• **Figure record listings**
--------------------------------------------------
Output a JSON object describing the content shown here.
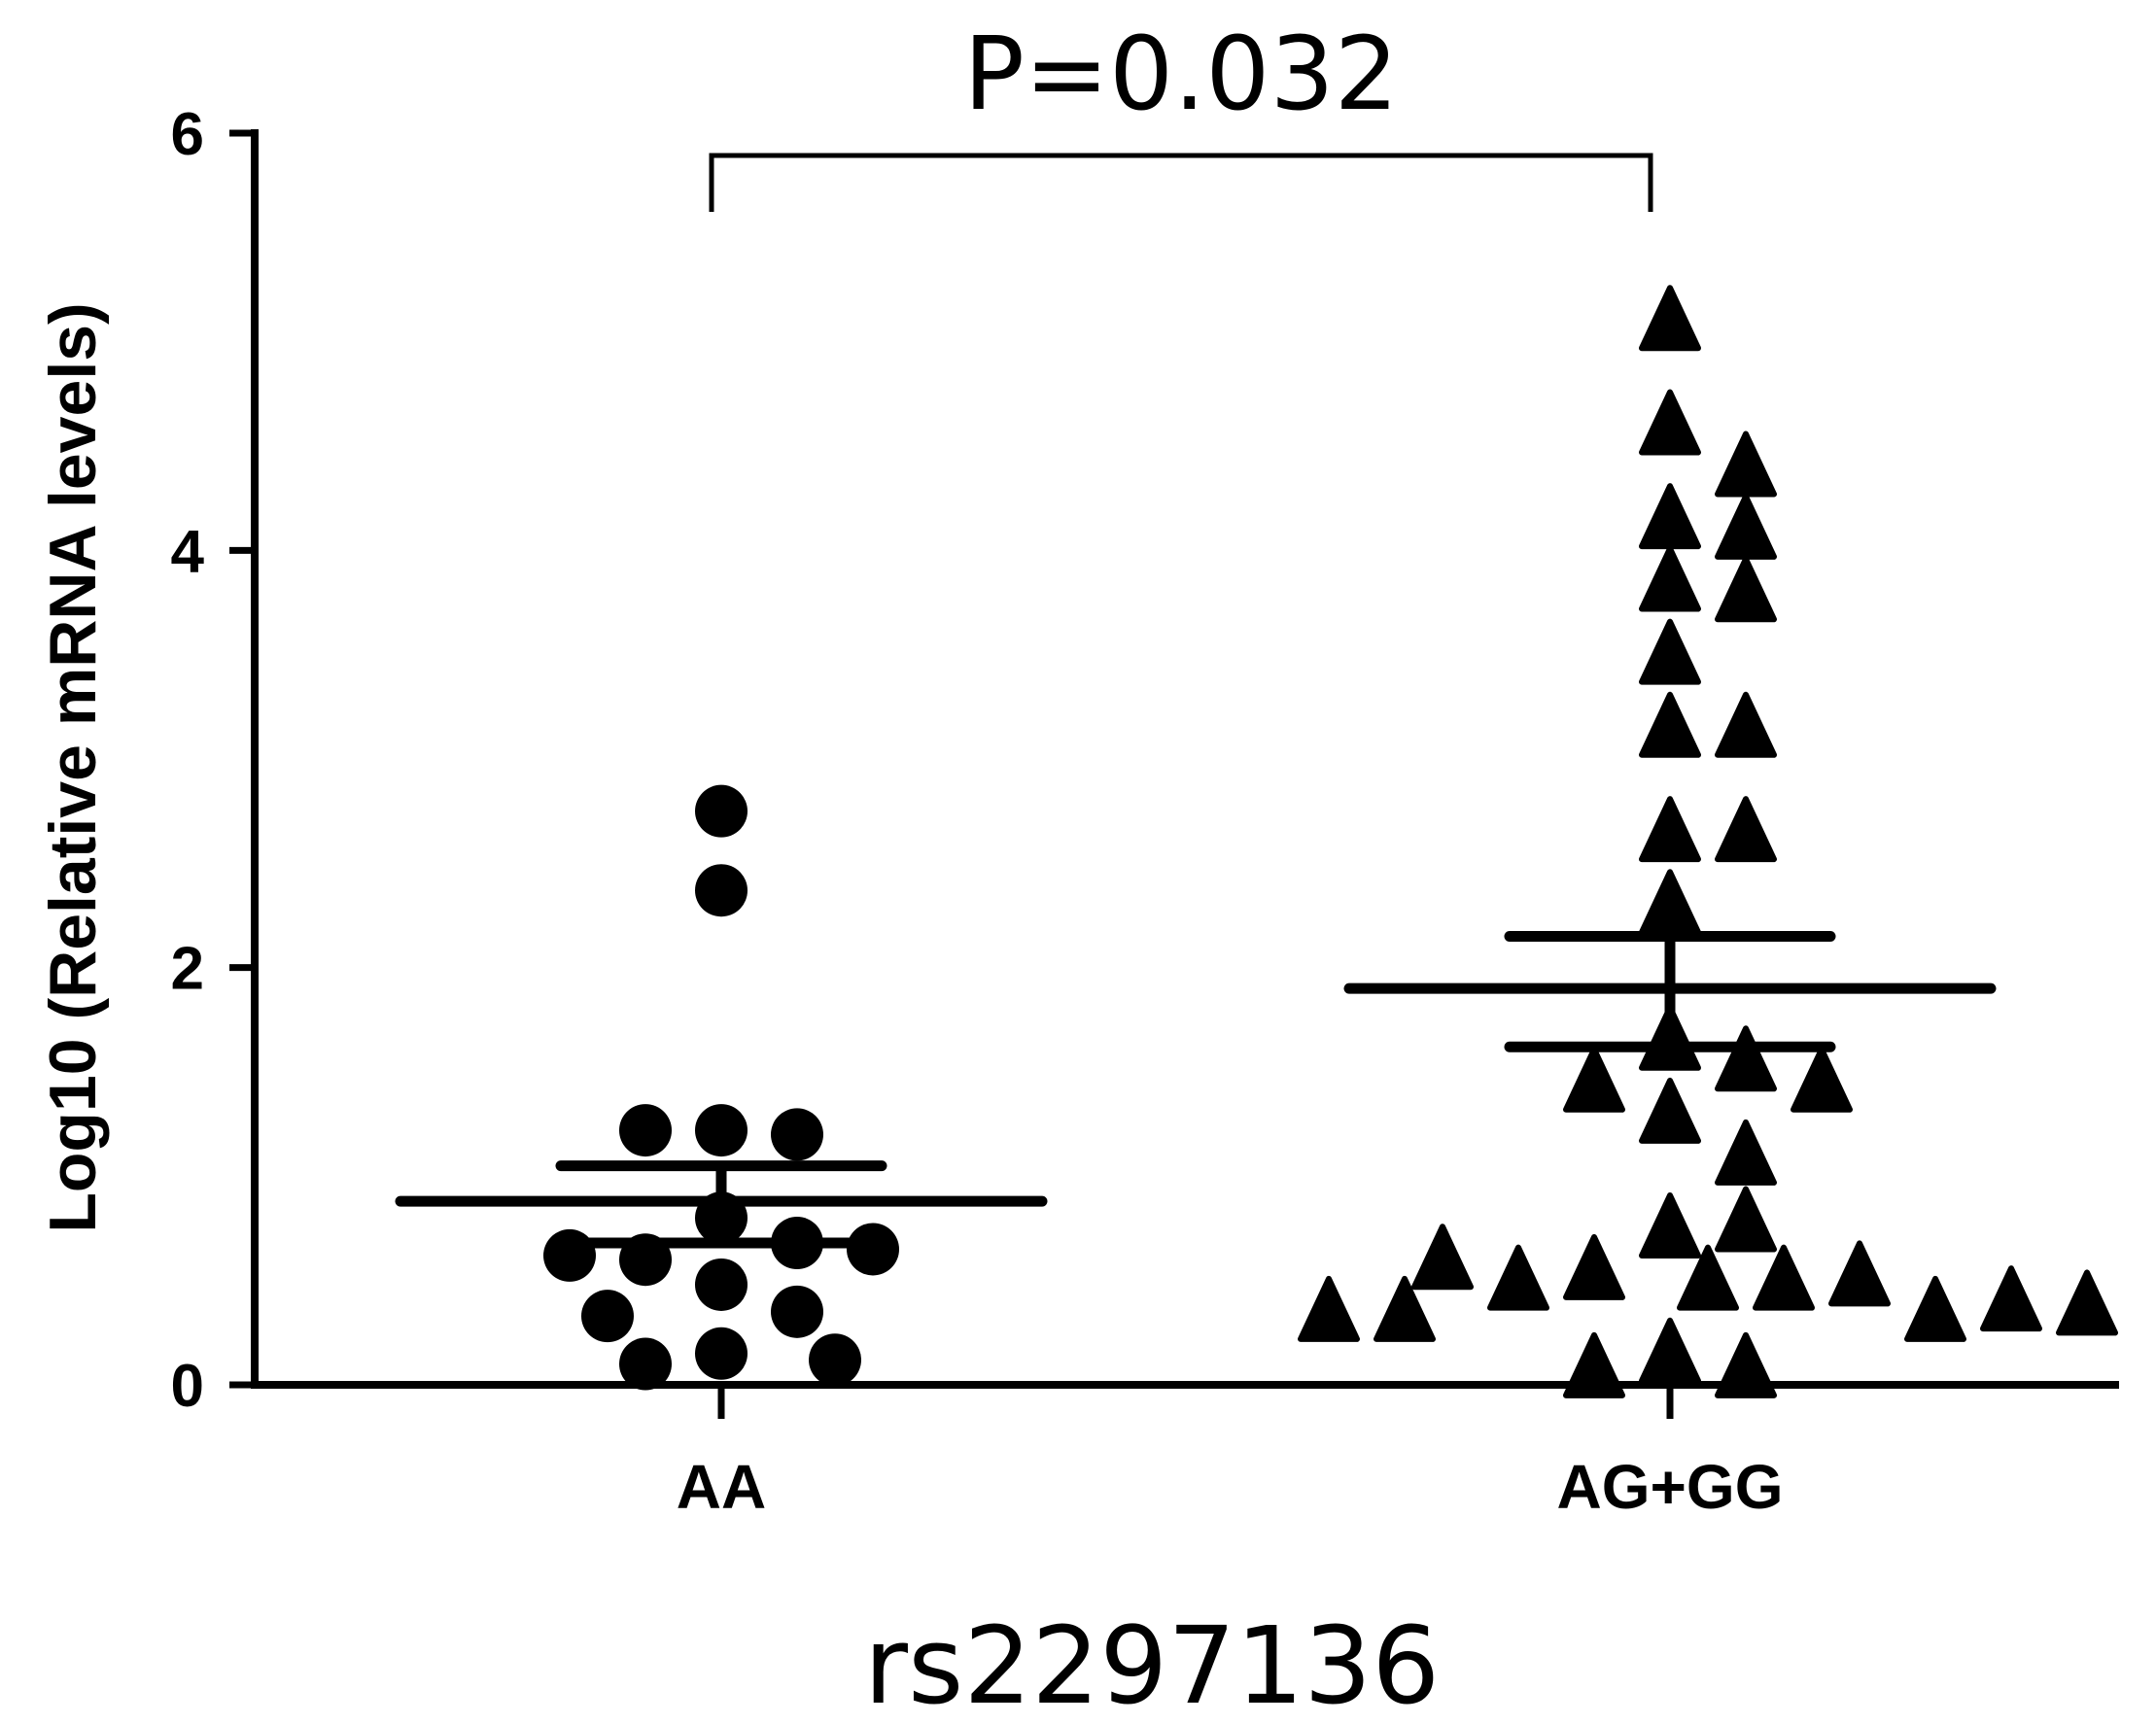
{
  "chart_data": {
    "type": "scatter",
    "subtype": "dot-plot (mean ± SEM)",
    "ylabel": "Log10 (Relative mRNA levels)",
    "xlabel": "rs2297136",
    "ylim": [
      0,
      6
    ],
    "yticks": [
      0,
      2,
      4,
      6
    ],
    "ytick_labels": [
      "0",
      "2",
      "4",
      "6"
    ],
    "categories": [
      "AA",
      "AG+GG"
    ],
    "annotation": "P=0.032",
    "series": [
      {
        "category": "AA",
        "marker": "circle",
        "values": [
          2.75,
          2.37,
          1.22,
          1.2,
          1.22,
          0.8,
          0.68,
          0.6,
          0.65,
          0.62,
          0.48,
          0.35,
          0.33,
          0.15,
          0.12,
          0.1
        ],
        "mean": 0.88,
        "sem_upper": 1.05,
        "sem_lower": 0.68
      },
      {
        "category": "AG+GG",
        "marker": "triangle",
        "values": [
          5.1,
          4.6,
          4.4,
          4.15,
          4.1,
          3.85,
          3.8,
          3.5,
          3.15,
          3.15,
          2.65,
          2.65,
          2.3,
          1.65,
          1.55,
          1.45,
          1.45,
          1.3,
          1.1,
          0.75,
          0.78,
          0.55,
          0.5,
          0.5,
          0.5,
          0.52,
          0.6,
          0.35,
          0.35,
          0.4,
          0.35,
          0.38,
          0.15,
          0.08,
          0.08
        ],
        "mean": 1.9,
        "sem_upper": 2.15,
        "sem_lower": 1.62
      }
    ],
    "marker_color": "#000000"
  }
}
--------------------------------------------------
Copy out the records exactly. Do not include the pictures.

Output a JSON object describing the content shown here.
{
  "chart_data": {
    "type": "scatter",
    "subtype": "dot-plot (mean ± SEM)",
    "ylabel": "Log10 (Relative mRNA levels)",
    "xlabel": "rs2297136",
    "ylim": [
      0,
      6
    ],
    "yticks": [
      0,
      2,
      4,
      6
    ],
    "ytick_labels": [
      "0",
      "2",
      "4",
      "6"
    ],
    "categories": [
      "AA",
      "AG+GG"
    ],
    "annotation": "P=0.032",
    "series": [
      {
        "category": "AA",
        "marker": "circle",
        "values": [
          2.75,
          2.37,
          1.22,
          1.2,
          1.22,
          0.8,
          0.68,
          0.6,
          0.65,
          0.62,
          0.48,
          0.35,
          0.33,
          0.15,
          0.12,
          0.1
        ],
        "mean": 0.88,
        "sem_upper": 1.05,
        "sem_lower": 0.68
      },
      {
        "category": "AG+GG",
        "marker": "triangle",
        "values": [
          5.1,
          4.6,
          4.4,
          4.15,
          4.1,
          3.85,
          3.8,
          3.5,
          3.15,
          3.15,
          2.65,
          2.65,
          2.3,
          1.65,
          1.55,
          1.45,
          1.45,
          1.3,
          1.1,
          0.75,
          0.78,
          0.55,
          0.5,
          0.5,
          0.5,
          0.52,
          0.6,
          0.35,
          0.35,
          0.4,
          0.35,
          0.38,
          0.15,
          0.08,
          0.08
        ],
        "mean": 1.9,
        "sem_upper": 2.15,
        "sem_lower": 1.62
      }
    ],
    "marker_color": "#000000"
  }
}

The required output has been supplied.